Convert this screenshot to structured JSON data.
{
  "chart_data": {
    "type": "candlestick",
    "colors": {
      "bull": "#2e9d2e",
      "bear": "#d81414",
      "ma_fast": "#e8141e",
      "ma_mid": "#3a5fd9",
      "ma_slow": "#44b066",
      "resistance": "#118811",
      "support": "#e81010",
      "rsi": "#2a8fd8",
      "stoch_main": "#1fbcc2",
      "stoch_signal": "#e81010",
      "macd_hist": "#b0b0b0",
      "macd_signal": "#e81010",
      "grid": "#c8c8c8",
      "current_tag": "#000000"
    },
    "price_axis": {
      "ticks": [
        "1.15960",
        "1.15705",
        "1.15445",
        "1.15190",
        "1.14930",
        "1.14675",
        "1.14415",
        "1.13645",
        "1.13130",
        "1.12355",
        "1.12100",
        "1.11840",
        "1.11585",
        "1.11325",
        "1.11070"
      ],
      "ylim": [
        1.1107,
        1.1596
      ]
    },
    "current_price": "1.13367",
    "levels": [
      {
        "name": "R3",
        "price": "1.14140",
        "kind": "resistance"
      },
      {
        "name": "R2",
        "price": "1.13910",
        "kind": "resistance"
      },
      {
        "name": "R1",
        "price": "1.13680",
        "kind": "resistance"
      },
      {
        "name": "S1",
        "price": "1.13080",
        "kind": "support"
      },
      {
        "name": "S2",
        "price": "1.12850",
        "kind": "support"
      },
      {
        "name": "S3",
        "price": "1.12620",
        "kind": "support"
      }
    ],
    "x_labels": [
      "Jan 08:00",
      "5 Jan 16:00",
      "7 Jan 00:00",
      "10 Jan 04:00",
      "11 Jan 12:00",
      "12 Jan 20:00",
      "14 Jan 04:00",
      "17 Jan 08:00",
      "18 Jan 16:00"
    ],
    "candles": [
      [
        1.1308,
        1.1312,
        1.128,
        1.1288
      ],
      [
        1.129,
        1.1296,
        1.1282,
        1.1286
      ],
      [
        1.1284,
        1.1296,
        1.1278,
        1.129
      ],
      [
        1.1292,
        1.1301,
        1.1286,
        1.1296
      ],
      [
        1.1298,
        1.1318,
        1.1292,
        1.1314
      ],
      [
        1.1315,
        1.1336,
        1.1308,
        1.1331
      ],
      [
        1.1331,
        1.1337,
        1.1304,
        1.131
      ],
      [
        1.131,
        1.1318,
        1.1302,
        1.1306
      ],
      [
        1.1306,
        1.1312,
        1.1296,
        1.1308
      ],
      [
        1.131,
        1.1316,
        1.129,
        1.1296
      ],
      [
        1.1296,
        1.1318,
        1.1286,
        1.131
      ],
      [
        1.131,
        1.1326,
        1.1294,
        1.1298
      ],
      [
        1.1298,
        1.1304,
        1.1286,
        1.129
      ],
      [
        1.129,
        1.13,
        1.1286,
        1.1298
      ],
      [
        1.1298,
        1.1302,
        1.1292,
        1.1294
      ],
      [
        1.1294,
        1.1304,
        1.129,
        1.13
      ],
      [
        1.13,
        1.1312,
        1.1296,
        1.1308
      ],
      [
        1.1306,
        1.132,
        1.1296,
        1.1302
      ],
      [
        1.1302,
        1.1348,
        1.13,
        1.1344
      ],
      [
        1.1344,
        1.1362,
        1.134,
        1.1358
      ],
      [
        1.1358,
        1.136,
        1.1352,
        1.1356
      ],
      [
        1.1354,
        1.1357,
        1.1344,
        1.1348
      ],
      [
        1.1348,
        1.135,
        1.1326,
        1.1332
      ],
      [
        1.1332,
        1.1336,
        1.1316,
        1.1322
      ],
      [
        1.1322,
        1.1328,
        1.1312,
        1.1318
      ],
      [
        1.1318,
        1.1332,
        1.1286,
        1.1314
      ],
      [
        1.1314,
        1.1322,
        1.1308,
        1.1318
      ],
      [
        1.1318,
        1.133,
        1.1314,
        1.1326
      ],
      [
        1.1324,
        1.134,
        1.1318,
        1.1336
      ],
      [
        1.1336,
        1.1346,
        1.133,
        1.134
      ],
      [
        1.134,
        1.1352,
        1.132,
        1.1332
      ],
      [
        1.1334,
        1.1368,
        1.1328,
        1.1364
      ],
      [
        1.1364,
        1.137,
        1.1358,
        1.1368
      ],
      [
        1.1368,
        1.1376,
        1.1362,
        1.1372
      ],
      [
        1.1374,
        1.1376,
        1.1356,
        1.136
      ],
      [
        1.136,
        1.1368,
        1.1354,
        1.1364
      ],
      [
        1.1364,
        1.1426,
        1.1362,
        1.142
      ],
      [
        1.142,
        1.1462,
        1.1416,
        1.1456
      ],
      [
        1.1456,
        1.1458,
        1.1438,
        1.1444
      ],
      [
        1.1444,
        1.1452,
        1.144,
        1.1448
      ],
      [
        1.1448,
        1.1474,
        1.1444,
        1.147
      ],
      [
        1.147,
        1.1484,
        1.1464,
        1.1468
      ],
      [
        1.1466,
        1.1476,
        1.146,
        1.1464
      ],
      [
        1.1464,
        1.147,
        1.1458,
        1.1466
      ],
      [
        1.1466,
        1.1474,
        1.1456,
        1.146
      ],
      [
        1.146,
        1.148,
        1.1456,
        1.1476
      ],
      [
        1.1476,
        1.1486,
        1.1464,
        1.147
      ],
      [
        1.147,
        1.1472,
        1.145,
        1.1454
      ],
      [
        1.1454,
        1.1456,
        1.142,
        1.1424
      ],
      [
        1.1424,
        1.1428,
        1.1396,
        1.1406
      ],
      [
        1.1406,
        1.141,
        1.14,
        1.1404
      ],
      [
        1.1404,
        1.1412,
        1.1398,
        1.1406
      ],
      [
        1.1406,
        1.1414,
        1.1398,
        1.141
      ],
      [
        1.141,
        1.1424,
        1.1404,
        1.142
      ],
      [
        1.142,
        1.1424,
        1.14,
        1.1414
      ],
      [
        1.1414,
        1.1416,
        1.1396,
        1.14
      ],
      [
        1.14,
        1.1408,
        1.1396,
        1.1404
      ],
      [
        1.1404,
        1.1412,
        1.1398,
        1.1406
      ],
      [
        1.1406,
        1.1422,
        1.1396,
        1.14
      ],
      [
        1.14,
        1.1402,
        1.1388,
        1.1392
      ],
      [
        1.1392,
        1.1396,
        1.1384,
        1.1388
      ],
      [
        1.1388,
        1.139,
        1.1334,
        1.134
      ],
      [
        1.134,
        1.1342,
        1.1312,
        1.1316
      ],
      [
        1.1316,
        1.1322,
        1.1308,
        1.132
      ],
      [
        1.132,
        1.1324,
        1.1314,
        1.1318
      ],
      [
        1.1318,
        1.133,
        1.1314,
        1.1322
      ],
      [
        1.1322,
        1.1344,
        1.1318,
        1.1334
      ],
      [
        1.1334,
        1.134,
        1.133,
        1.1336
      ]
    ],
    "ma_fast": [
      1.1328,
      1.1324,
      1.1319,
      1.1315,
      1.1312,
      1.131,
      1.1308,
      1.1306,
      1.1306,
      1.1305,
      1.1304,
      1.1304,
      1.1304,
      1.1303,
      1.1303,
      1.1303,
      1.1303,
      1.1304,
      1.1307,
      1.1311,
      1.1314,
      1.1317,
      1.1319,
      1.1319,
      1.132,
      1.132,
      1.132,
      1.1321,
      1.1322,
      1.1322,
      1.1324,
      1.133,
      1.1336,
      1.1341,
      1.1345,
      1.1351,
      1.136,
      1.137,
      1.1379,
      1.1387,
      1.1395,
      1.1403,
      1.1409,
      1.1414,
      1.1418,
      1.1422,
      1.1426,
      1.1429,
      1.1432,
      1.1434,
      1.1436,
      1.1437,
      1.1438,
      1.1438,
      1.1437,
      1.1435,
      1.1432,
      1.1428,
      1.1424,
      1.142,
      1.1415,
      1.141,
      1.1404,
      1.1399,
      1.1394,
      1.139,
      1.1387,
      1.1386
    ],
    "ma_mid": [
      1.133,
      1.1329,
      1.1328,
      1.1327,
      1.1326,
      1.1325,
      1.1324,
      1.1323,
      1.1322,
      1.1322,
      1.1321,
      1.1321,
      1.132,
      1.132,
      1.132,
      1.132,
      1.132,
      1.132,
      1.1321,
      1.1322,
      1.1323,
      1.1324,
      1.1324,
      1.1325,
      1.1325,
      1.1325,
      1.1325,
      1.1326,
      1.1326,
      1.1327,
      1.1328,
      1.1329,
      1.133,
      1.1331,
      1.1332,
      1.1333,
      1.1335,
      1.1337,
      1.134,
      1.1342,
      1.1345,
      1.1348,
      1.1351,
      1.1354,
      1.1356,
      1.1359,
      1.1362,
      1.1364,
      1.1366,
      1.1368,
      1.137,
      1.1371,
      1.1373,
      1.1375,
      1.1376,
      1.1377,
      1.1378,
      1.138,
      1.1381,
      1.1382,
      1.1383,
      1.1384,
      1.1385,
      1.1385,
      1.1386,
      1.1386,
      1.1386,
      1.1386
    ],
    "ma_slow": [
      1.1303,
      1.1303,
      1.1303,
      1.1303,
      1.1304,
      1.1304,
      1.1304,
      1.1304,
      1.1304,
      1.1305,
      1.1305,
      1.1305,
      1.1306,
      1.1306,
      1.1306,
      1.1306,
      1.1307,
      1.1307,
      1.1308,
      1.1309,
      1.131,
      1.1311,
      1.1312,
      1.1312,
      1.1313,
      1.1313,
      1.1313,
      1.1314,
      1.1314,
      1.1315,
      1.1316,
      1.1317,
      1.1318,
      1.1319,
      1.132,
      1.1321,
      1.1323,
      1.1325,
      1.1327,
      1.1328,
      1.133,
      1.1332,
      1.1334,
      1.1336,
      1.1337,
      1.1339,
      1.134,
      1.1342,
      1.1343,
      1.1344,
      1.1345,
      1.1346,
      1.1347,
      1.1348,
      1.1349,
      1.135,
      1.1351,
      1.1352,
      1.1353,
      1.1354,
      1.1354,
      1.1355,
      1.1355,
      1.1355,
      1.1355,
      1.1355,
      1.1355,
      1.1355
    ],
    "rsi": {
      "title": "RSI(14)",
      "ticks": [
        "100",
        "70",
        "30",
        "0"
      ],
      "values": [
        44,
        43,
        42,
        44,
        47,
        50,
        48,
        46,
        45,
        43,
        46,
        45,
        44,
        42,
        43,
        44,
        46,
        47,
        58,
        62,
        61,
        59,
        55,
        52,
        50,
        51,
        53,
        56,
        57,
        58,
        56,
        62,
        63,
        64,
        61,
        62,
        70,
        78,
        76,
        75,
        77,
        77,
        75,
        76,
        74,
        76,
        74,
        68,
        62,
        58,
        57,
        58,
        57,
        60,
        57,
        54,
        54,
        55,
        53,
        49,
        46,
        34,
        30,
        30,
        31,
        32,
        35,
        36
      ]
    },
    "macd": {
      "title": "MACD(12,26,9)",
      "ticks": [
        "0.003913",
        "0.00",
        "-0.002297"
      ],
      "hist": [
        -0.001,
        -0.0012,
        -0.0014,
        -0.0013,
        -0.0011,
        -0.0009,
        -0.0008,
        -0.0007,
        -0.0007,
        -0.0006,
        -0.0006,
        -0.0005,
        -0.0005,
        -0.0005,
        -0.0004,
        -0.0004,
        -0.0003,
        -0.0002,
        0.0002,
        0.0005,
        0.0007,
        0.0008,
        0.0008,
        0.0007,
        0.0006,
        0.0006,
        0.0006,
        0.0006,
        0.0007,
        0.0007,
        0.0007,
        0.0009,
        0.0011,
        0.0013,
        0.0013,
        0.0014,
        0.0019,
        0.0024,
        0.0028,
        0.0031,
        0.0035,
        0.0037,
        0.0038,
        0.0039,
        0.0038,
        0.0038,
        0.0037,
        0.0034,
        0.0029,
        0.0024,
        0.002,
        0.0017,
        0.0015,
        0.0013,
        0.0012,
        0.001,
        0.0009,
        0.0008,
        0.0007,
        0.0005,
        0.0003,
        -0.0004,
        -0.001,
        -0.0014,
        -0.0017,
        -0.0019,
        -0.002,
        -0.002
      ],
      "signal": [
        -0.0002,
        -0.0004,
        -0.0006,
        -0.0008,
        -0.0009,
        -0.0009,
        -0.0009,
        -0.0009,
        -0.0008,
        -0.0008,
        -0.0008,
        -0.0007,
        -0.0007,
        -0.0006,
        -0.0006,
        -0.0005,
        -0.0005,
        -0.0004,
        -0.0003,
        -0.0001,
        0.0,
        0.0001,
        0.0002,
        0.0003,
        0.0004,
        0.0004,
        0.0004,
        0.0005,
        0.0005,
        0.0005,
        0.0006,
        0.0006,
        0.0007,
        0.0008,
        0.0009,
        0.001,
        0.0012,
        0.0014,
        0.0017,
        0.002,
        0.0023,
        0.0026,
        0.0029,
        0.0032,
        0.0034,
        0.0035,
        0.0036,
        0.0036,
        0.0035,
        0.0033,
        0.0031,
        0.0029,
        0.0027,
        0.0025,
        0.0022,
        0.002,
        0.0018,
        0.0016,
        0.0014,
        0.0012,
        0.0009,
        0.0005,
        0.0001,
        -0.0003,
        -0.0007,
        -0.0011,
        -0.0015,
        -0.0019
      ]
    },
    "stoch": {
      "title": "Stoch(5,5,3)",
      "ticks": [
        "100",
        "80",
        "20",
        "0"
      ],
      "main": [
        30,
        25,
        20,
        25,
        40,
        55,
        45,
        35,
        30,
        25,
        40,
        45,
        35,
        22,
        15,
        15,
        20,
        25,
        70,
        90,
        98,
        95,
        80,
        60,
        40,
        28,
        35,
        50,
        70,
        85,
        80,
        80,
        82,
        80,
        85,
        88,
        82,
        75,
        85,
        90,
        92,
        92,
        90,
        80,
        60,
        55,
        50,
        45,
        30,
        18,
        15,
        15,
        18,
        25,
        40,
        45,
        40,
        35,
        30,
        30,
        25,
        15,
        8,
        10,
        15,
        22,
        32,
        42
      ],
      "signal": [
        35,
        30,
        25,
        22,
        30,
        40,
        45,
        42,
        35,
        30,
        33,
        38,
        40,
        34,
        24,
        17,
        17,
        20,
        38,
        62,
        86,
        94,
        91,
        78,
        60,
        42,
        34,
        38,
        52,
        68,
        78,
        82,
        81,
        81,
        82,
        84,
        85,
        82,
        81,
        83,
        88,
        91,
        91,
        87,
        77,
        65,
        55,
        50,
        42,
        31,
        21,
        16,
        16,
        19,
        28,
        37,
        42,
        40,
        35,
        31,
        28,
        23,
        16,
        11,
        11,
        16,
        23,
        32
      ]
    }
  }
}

Request:
Give the count of lines holding the word "name", with no other words.

Expected answer:
6